• [Exercise description]
Every line below that contains "경우에도" is to be copied.

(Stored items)
* begin *
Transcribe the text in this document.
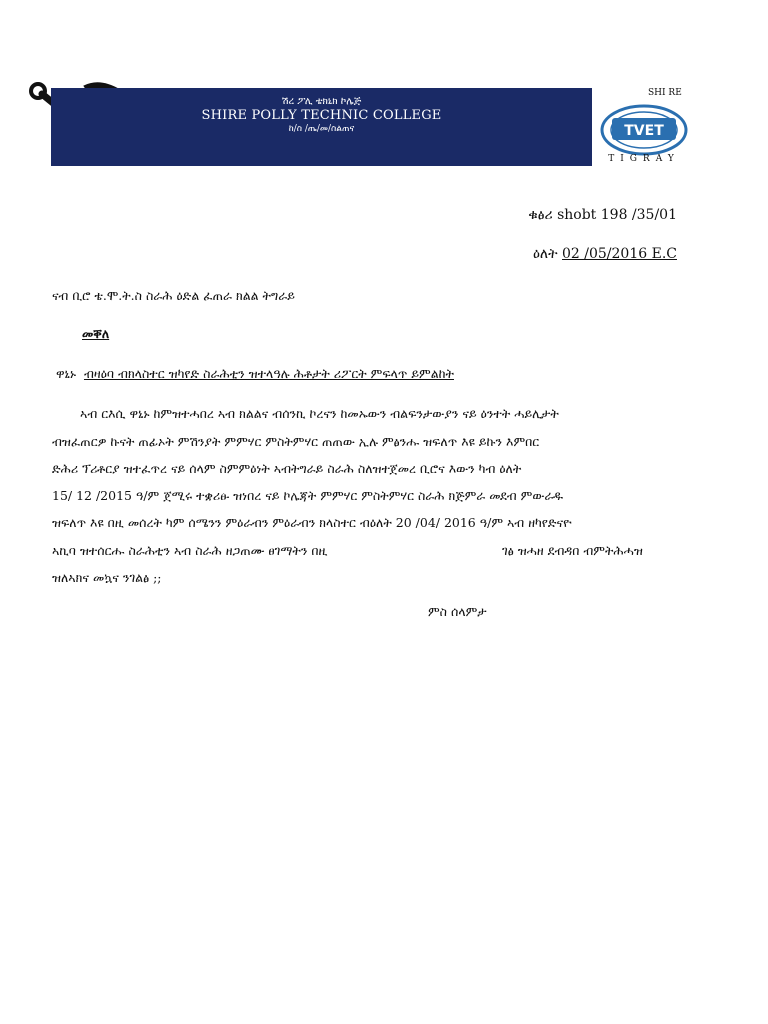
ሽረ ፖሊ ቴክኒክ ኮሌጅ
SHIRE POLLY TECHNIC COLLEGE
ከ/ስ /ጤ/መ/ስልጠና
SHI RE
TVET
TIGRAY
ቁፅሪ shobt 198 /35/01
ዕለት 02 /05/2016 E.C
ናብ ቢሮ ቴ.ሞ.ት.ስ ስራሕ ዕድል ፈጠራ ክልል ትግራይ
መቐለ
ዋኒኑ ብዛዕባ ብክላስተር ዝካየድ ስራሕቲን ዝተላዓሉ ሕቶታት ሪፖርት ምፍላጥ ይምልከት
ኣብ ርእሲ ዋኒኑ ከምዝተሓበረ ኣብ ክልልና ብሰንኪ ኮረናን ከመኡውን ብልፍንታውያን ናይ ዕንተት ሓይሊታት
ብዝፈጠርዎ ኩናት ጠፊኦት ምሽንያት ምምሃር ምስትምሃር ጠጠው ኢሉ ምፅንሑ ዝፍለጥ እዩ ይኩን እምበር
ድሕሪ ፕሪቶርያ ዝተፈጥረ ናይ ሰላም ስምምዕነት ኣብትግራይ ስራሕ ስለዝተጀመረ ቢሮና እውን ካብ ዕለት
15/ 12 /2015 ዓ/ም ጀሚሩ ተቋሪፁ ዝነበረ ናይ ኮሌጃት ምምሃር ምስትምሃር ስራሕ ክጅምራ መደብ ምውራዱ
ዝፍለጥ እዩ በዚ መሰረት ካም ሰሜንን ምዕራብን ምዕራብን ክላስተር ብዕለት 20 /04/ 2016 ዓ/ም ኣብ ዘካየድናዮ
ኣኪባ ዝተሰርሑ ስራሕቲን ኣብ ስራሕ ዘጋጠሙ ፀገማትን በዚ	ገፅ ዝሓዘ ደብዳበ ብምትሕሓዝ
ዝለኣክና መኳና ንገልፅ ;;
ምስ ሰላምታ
* end *
* begin *
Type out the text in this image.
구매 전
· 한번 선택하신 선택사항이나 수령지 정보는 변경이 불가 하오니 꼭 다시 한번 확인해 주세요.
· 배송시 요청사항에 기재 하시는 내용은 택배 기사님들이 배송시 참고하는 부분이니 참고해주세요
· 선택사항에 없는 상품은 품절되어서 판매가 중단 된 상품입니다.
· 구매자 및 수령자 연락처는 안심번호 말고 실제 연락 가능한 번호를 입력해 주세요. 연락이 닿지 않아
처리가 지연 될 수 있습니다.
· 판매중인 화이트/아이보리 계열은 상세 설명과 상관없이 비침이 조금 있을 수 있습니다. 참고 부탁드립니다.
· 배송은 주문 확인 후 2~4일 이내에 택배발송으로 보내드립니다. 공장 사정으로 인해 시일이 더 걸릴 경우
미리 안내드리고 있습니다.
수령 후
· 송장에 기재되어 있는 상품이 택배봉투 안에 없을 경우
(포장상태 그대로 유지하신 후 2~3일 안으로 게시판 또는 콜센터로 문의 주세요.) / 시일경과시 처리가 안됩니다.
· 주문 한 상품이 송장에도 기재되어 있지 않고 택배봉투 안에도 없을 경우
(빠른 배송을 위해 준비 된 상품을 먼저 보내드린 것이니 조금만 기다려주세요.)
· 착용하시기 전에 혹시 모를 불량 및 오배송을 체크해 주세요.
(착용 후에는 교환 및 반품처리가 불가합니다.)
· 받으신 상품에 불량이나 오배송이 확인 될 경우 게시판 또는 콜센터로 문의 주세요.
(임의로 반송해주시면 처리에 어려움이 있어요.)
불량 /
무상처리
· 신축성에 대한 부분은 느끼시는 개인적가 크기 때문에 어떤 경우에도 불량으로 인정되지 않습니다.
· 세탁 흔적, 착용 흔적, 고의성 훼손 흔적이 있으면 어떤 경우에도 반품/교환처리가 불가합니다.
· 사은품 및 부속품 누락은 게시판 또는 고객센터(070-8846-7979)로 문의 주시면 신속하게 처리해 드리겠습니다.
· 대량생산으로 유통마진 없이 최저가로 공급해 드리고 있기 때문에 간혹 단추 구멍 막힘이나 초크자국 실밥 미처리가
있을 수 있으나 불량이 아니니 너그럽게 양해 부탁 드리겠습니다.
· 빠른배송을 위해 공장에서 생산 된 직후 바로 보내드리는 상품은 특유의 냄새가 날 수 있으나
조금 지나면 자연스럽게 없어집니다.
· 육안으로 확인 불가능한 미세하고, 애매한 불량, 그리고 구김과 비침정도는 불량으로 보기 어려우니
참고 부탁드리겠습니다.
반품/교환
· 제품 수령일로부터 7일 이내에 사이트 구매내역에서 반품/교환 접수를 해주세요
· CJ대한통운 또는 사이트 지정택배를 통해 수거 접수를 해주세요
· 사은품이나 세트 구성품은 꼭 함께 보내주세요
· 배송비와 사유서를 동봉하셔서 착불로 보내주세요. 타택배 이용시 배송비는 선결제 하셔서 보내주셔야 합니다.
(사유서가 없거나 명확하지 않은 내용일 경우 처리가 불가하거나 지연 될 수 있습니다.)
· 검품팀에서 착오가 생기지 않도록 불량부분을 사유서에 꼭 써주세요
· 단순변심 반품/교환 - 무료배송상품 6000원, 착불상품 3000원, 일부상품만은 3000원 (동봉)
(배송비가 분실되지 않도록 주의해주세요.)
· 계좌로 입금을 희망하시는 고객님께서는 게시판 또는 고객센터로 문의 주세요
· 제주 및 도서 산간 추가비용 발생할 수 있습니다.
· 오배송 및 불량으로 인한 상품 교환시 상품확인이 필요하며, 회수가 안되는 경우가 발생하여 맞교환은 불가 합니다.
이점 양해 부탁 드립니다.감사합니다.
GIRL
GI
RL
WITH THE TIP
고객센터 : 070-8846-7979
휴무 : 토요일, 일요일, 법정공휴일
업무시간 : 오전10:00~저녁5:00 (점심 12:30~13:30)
* end *
• [Exercise solution]
· 신축성에 대한 부분은 느끼시는 개인적가 크기 때문에 어떤 경우에도 불량으로 인정되지 않습니다.
· 세탁 흔적, 착용 흔적, 고의성 훼손 흔적이 있으면 어떤 경우에도 반품/교환처리가 불가합니다.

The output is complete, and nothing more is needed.